**Extracted records:**

********************

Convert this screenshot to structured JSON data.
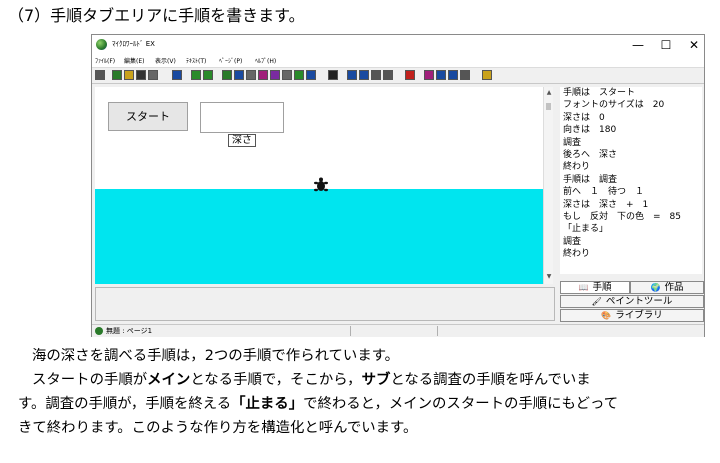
{
  "heading": "（7）手順タブエリアに手順を書きます。",
  "window": {
    "title": "ﾏｲｸﾛﾜｰﾙﾄﾞ EX",
    "controls": {
      "minimize": "—",
      "maximize": "☐",
      "close": "✕"
    },
    "menu": [
      "ﾌｧｲﾙ(F)",
      "編集(E)",
      "表示(V)",
      "ﾃｷｽﾄ(T)",
      "ﾍﾟｰｼﾞ(P)",
      "ﾍﾙﾌﾟ(H)"
    ],
    "toolbar_icons": [
      "pointer-icon",
      "globe-icon",
      "folder-open-icon",
      "save-icon",
      "print-icon",
      "grid-icon",
      "back-icon",
      "forward-icon",
      "turtle-icon",
      "text-icon",
      "pen-icon",
      "eye-icon",
      "music-icon",
      "magic-icon",
      "shape-icon",
      "world-icon",
      "arrow-icon",
      "view-icon",
      "person-icon",
      "zoom-in-icon",
      "zoom-out-icon",
      "stop-icon",
      "draw-icon",
      "copy-icon",
      "paste-icon",
      "undo-icon",
      "help-icon"
    ],
    "stage": {
      "start_button": "スタート",
      "depth_label": "深さ",
      "sea_color": "#00e5ef"
    },
    "procedure_code": [
      "手順は　スタート",
      "フォントのサイズは　20",
      "深さは　0",
      "向きは　180",
      "調査",
      "後ろへ　深さ",
      "終わり",
      "手順は　調査",
      "前へ　１　待つ　１",
      "深さは　深さ　+　1",
      "もし　反対　下の色　=　85",
      "「止まる」",
      "調査",
      "終わり"
    ],
    "tabs": {
      "procedure": "手順",
      "works": "作品",
      "paint_tool": "ペイントツール",
      "library": "ライブラリ"
    },
    "status": "無題 : ページ1"
  },
  "body": {
    "p1": "海の深さを調べる手順は，2つの手順で作られています。",
    "p2a": "スタートの手順が",
    "p2b": "メイン",
    "p2c": "となる手順で，そこから，",
    "p2d": "サブ",
    "p2e": "となる調査の手順を呼んでいま",
    "p3a": "す。調査の手順が，手順を終える",
    "p3b": "「止まる」",
    "p3c": "で終わると，メインのスタートの手順にもどって",
    "p4": "きて終わります。このような作り方を構造化と呼んでいます。"
  }
}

********************

**Written problem:** Write out the entries again, exactly as given, skipping any images.

**Completed exercise:**
Convert this screenshot to structured JSON data.
{
  "heading": "（7）手順タブエリアに手順を書きます。",
  "window": {
    "title": "ﾏｲｸﾛﾜｰﾙﾄﾞ EX",
    "controls": {
      "minimize": "—",
      "maximize": "☐",
      "close": "✕"
    },
    "menu": [
      "ﾌｧｲﾙ(F)",
      "編集(E)",
      "表示(V)",
      "ﾃｷｽﾄ(T)",
      "ﾍﾟｰｼﾞ(P)",
      "ﾍﾙﾌﾟ(H)"
    ],
    "toolbar_icons": [
      "pointer-icon",
      "globe-icon",
      "folder-open-icon",
      "save-icon",
      "print-icon",
      "grid-icon",
      "back-icon",
      "forward-icon",
      "turtle-icon",
      "text-icon",
      "pen-icon",
      "eye-icon",
      "music-icon",
      "magic-icon",
      "shape-icon",
      "world-icon",
      "arrow-icon",
      "view-icon",
      "person-icon",
      "zoom-in-icon",
      "zoom-out-icon",
      "stop-icon",
      "draw-icon",
      "copy-icon",
      "paste-icon",
      "undo-icon",
      "help-icon"
    ],
    "stage": {
      "start_button": "スタート",
      "depth_label": "深さ",
      "sea_color": "#00e5ef"
    },
    "procedure_code": [
      "手順は　スタート",
      "フォントのサイズは　20",
      "深さは　0",
      "向きは　180",
      "調査",
      "後ろへ　深さ",
      "終わり",
      "手順は　調査",
      "前へ　１　待つ　１",
      "深さは　深さ　+　1",
      "もし　反対　下の色　=　85",
      "「止まる」",
      "調査",
      "終わり"
    ],
    "tabs": {
      "procedure": "手順",
      "works": "作品",
      "paint_tool": "ペイントツール",
      "library": "ライブラリ"
    },
    "status": "無題 : ページ1"
  },
  "body": {
    "p1": "海の深さを調べる手順は，2つの手順で作られています。",
    "p2a": "スタートの手順が",
    "p2b": "メイン",
    "p2c": "となる手順で，そこから，",
    "p2d": "サブ",
    "p2e": "となる調査の手順を呼んでいま",
    "p3a": "す。調査の手順が，手順を終える",
    "p3b": "「止まる」",
    "p3c": "で終わると，メインのスタートの手順にもどって",
    "p4": "きて終わります。このような作り方を構造化と呼んでいます。"
  }
}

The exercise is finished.